**Available records**
####################
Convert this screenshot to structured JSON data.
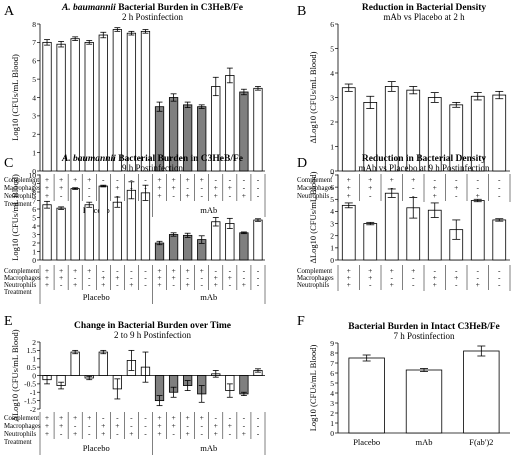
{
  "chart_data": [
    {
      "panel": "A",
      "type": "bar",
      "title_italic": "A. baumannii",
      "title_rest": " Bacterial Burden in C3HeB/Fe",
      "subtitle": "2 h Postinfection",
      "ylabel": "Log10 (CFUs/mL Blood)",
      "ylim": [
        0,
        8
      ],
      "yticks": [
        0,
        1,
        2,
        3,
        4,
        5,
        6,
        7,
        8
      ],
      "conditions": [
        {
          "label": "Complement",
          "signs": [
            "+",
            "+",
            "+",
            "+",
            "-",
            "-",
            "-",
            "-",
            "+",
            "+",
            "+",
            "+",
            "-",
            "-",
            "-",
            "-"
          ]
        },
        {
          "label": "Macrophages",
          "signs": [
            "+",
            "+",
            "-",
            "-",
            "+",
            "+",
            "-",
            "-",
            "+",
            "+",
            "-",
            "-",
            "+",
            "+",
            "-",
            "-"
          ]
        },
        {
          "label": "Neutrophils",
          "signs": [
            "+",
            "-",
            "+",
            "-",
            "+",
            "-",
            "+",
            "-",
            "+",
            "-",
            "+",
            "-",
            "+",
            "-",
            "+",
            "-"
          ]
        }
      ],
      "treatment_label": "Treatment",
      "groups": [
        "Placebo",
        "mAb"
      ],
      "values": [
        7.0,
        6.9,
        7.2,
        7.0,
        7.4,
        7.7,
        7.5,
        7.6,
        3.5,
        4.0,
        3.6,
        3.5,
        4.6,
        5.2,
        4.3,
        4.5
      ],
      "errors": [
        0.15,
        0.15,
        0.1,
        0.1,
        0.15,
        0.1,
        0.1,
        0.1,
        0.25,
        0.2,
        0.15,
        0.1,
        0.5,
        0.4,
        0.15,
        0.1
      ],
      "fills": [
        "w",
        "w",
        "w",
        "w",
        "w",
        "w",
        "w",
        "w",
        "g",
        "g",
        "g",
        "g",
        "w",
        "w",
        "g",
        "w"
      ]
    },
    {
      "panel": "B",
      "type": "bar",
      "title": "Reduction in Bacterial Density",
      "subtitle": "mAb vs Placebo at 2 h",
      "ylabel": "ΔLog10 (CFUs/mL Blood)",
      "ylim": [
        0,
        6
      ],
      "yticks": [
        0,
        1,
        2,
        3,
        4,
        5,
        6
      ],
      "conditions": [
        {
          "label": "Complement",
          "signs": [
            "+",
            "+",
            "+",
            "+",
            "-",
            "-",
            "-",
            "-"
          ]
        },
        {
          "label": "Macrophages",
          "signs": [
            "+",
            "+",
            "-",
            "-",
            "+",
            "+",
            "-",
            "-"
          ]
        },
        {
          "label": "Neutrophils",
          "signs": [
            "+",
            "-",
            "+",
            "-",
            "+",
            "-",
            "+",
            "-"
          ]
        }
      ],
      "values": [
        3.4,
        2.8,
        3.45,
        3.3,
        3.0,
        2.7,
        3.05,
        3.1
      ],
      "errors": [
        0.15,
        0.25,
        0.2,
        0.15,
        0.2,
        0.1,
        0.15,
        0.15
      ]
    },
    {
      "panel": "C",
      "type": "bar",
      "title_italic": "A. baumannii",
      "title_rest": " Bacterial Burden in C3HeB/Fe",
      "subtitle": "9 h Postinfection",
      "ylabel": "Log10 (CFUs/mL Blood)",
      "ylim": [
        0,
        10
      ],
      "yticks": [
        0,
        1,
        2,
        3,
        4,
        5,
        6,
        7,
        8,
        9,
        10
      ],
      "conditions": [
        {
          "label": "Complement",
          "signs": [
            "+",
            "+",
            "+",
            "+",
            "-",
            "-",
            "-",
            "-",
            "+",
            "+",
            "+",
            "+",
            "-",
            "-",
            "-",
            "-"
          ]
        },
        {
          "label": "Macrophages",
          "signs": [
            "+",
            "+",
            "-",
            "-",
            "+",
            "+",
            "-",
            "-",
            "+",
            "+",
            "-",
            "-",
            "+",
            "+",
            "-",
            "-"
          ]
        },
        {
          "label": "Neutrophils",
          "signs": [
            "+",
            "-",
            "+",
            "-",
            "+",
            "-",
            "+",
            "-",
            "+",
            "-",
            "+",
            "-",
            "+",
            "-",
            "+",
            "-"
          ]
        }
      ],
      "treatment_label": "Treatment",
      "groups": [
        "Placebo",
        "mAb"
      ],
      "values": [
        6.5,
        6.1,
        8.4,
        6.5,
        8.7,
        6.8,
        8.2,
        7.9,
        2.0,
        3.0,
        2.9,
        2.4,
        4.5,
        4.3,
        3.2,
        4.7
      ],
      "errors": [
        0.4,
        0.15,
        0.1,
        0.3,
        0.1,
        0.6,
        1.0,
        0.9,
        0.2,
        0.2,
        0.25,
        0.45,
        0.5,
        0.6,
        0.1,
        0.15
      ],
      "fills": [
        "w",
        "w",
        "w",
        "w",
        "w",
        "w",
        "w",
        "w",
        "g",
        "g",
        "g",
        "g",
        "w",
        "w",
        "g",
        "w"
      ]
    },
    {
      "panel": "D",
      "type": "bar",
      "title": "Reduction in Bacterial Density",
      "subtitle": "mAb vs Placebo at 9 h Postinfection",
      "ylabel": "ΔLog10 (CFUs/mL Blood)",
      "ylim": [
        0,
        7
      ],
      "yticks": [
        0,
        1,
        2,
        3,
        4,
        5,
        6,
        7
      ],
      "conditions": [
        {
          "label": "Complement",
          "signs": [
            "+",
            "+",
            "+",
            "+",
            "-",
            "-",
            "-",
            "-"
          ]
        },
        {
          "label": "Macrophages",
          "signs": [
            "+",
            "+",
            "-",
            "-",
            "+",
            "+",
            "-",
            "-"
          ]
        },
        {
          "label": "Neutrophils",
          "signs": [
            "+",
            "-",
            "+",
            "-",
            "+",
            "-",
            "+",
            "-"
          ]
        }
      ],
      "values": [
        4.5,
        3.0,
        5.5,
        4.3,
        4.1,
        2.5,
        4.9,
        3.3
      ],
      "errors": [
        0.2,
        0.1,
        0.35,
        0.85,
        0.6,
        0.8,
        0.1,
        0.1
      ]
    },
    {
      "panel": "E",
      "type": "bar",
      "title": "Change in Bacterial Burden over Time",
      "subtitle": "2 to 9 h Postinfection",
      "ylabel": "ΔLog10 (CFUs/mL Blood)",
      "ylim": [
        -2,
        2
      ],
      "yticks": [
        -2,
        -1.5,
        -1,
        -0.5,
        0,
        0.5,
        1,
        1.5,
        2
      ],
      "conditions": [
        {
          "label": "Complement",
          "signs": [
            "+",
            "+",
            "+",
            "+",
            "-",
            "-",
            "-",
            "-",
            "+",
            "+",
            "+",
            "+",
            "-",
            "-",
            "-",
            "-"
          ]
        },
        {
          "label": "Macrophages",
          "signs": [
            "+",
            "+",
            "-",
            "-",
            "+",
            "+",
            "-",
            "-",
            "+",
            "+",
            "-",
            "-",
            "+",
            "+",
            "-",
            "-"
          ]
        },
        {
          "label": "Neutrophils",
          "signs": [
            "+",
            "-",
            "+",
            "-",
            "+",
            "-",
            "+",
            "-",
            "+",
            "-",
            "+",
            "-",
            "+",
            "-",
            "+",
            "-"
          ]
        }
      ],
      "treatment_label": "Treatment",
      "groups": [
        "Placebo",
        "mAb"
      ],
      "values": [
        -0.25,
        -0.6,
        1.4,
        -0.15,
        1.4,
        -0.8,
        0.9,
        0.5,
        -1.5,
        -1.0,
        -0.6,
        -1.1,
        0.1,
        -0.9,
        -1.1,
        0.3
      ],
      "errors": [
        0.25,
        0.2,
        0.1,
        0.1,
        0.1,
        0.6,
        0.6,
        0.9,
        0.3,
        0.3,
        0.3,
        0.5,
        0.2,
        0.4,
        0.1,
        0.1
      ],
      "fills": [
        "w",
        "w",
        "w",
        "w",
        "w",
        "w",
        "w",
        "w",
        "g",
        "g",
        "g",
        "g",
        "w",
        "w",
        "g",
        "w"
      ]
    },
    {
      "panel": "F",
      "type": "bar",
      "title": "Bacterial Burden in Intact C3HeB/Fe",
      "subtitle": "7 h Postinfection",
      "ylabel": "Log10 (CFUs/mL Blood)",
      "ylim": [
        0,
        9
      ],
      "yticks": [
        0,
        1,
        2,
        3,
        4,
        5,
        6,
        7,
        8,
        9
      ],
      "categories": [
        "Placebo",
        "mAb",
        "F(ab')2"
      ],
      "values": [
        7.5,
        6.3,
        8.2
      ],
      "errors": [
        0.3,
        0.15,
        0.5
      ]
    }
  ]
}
####################
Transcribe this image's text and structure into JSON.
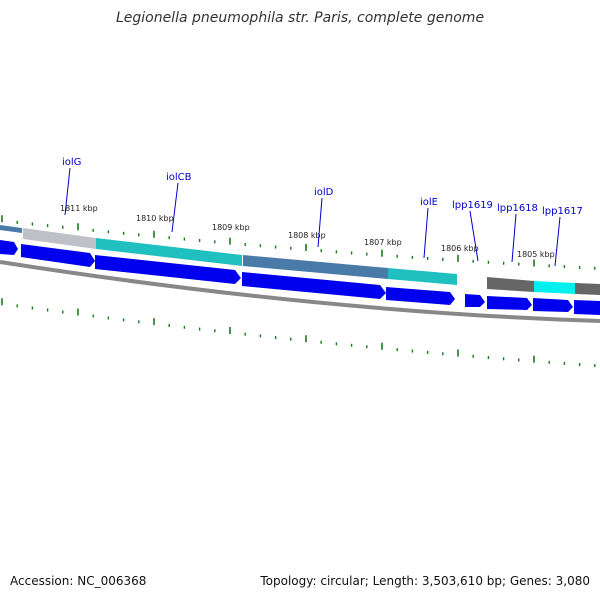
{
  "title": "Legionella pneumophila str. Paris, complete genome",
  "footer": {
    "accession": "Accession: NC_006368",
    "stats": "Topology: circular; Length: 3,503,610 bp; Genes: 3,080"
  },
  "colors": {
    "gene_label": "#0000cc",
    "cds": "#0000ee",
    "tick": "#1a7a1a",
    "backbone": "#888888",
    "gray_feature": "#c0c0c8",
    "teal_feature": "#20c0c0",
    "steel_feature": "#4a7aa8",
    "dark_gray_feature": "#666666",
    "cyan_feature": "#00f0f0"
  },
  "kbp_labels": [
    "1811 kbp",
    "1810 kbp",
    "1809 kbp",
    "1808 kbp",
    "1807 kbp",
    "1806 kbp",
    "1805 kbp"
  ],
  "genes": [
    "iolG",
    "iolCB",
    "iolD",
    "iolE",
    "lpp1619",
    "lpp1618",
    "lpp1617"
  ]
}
####################
**Work instructions**
Please return all lines from the records that hold the word "JSON".

**Response**
Convert this screenshot to structured JSON data.
Transcribe this image's text and structure into JSON.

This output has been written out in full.